▸ DATA SECTION:

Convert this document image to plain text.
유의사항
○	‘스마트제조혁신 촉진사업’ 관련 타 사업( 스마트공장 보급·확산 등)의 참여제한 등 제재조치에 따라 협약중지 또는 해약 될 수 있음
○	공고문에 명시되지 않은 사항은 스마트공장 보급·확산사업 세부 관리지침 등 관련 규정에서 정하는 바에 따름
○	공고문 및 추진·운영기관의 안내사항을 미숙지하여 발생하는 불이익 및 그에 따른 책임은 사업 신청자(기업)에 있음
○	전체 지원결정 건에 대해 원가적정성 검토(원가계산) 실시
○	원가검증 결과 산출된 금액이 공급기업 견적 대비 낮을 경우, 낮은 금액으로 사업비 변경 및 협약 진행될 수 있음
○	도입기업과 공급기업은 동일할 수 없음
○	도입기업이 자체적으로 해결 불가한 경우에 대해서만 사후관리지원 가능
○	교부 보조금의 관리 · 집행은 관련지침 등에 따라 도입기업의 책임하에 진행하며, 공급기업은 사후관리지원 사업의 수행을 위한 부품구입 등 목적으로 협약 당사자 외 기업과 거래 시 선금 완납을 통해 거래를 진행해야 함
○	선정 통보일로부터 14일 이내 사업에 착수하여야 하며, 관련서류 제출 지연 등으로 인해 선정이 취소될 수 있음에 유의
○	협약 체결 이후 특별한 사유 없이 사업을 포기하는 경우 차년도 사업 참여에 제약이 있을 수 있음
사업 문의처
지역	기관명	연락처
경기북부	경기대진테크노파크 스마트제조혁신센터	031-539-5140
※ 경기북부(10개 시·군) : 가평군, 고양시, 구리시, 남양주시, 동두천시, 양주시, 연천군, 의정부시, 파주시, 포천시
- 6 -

▸ EXERCISE BRIEF: Every line of the data above should be copied exactly.

▸ EXPECTED ANSWER:
Convert this document image to plain text.
유의사항
○	‘스마트제조혁신 촉진사업’ 관련 타 사업( 스마트공장 보급·확산 등)의 참여제한 등 제재조치에 따라 협약중지 또는 해약 될 수 있음
○	공고문에 명시되지 않은 사항은 스마트공장 보급·확산사업 세부 관리지침 등 관련 규정에서 정하는 바에 따름
○	공고문 및 추진·운영기관의 안내사항을 미숙지하여 발생하는 불이익 및 그에 따른 책임은 사업 신청자(기업)에 있음
○	전체 지원결정 건에 대해 원가적정성 검토(원가계산) 실시
○	원가검증 결과 산출된 금액이 공급기업 견적 대비 낮을 경우, 낮은 금액으로 사업비 변경 및 협약 진행될 수 있음
○	도입기업과 공급기업은 동일할 수 없음
○	도입기업이 자체적으로 해결 불가한 경우에 대해서만 사후관리지원 가능
○	교부 보조금의 관리 · 집행은 관련지침 등에 따라 도입기업의 책임하에 진행하며, 공급기업은 사후관리지원 사업의 수행을 위한 부품구입 등 목적으로 협약 당사자 외 기업과 거래 시 선금 완납을 통해 거래를 진행해야 함
○	선정 통보일로부터 14일 이내 사업에 착수하여야 하며, 관련서류 제출 지연 등으로 인해 선정이 취소될 수 있음에 유의
○	협약 체결 이후 특별한 사유 없이 사업을 포기하는 경우 차년도 사업 참여에 제약이 있을 수 있음
사업 문의처
지역	기관명	연락처
경기북부	경기대진테크노파크 스마트제조혁신센터	031-539-5140
※ 경기북부(10개 시·군) : 가평군, 고양시, 구리시, 남양주시, 동두천시, 양주시, 연천군, 의정부시, 파주시, 포천시
- 6 -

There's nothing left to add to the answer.